** BEGIN **
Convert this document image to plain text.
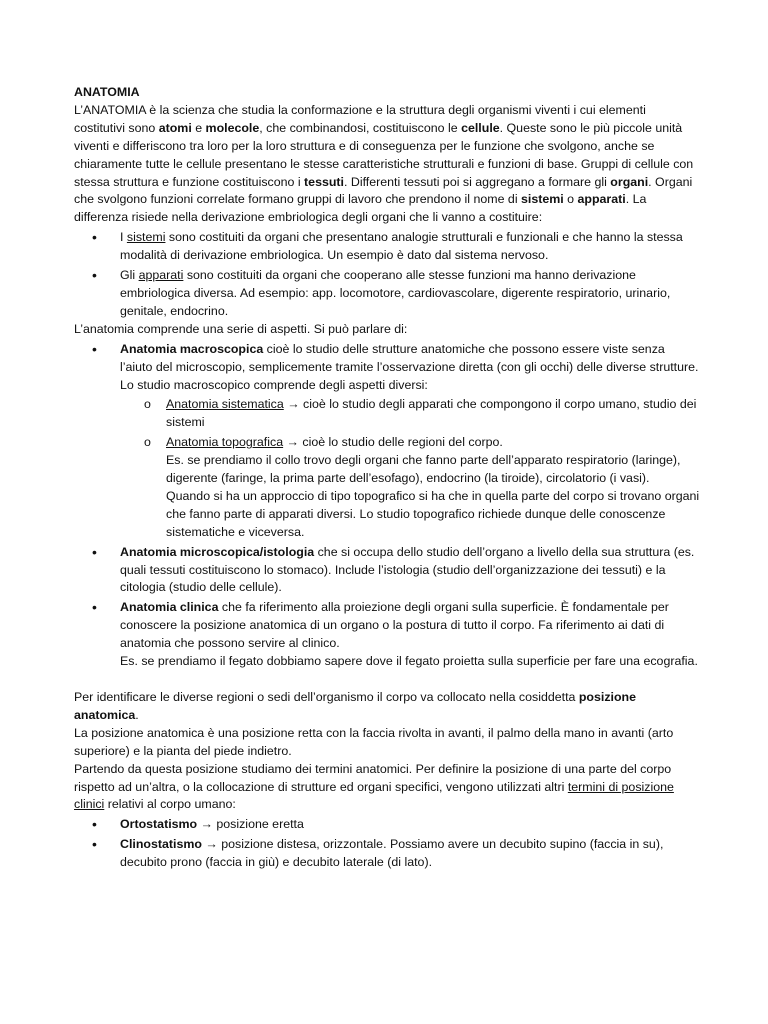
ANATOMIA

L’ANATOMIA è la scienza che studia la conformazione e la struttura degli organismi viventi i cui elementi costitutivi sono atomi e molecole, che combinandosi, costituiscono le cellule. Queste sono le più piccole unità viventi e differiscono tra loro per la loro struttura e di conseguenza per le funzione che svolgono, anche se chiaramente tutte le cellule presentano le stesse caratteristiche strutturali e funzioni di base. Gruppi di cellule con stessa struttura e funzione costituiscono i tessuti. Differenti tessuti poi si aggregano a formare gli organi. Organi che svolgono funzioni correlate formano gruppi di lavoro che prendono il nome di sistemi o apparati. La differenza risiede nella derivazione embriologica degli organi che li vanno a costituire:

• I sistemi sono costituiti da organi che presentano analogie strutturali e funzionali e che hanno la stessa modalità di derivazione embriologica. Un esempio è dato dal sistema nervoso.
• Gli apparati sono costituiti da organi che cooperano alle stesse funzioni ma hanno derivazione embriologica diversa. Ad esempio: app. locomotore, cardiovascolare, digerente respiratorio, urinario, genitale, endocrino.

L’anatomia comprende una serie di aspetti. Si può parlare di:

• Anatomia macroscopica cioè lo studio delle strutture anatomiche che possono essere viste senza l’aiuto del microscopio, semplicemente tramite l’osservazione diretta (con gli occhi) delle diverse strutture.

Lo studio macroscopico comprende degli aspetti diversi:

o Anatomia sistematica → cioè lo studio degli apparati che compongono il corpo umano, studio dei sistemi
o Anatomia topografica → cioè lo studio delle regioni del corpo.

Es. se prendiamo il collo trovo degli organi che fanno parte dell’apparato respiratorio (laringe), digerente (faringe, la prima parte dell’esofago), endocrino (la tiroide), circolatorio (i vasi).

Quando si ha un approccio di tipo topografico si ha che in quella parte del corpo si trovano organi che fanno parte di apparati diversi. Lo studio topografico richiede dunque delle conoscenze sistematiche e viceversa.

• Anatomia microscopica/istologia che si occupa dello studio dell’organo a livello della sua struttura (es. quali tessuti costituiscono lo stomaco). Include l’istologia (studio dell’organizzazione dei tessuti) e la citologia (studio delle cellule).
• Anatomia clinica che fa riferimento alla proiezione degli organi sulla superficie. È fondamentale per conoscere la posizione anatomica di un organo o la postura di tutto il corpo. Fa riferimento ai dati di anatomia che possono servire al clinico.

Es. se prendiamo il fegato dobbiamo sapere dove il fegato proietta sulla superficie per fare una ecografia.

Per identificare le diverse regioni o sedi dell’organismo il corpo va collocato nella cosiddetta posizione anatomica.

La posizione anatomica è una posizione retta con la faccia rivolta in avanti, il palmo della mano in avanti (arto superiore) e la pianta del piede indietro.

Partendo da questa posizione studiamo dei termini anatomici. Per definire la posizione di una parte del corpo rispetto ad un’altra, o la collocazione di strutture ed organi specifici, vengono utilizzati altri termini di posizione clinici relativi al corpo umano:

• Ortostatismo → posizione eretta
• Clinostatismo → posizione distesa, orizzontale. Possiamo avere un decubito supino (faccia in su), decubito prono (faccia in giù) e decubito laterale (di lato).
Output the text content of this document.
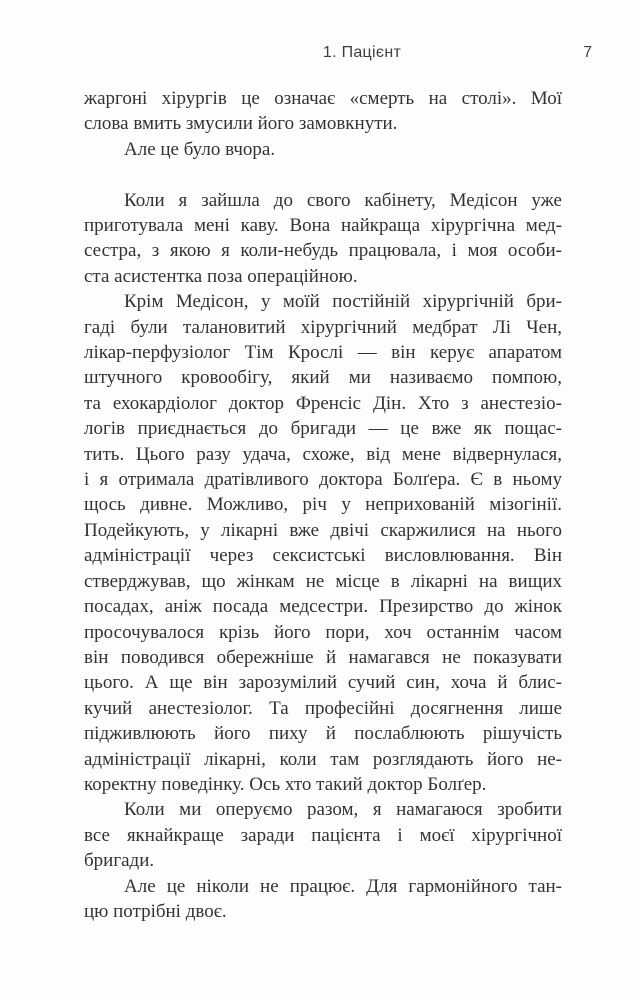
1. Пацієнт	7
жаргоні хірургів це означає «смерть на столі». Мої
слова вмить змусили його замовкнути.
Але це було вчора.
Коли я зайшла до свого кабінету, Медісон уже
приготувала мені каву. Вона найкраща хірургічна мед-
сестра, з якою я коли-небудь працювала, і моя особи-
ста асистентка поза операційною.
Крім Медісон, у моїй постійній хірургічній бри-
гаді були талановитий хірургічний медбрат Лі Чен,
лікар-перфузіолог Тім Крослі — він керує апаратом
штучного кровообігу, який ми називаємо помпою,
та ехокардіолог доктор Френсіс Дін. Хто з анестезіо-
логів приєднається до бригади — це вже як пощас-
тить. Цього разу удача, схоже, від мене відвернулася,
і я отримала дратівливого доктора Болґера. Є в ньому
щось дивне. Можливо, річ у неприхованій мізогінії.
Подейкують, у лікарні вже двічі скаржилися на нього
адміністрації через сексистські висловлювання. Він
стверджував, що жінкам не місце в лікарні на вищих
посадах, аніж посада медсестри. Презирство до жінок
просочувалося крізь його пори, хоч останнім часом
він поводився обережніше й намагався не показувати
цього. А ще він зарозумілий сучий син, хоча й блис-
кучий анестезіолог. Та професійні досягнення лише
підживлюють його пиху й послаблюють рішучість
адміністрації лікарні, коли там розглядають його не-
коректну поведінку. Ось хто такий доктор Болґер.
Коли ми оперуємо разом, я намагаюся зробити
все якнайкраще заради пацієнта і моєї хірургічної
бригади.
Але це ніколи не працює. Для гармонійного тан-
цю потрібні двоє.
** END **
[Your goal]: From the entries above, extract each line containing "costituiti".

[Answer in full]:
• I sistemi sono costituiti da organi che presentano analogie strutturali e funzionali e che hanno la stessa modalità di derivazione embriologica. Un esempio è dato dal sistema nervoso.
• Gli apparati sono costituiti da organi che cooperano alle stesse funzioni ma hanno derivazione embriologica diversa. Ad esempio: app. locomotore, cardiovascolare, digerente respiratorio, urinario, genitale, endocrino.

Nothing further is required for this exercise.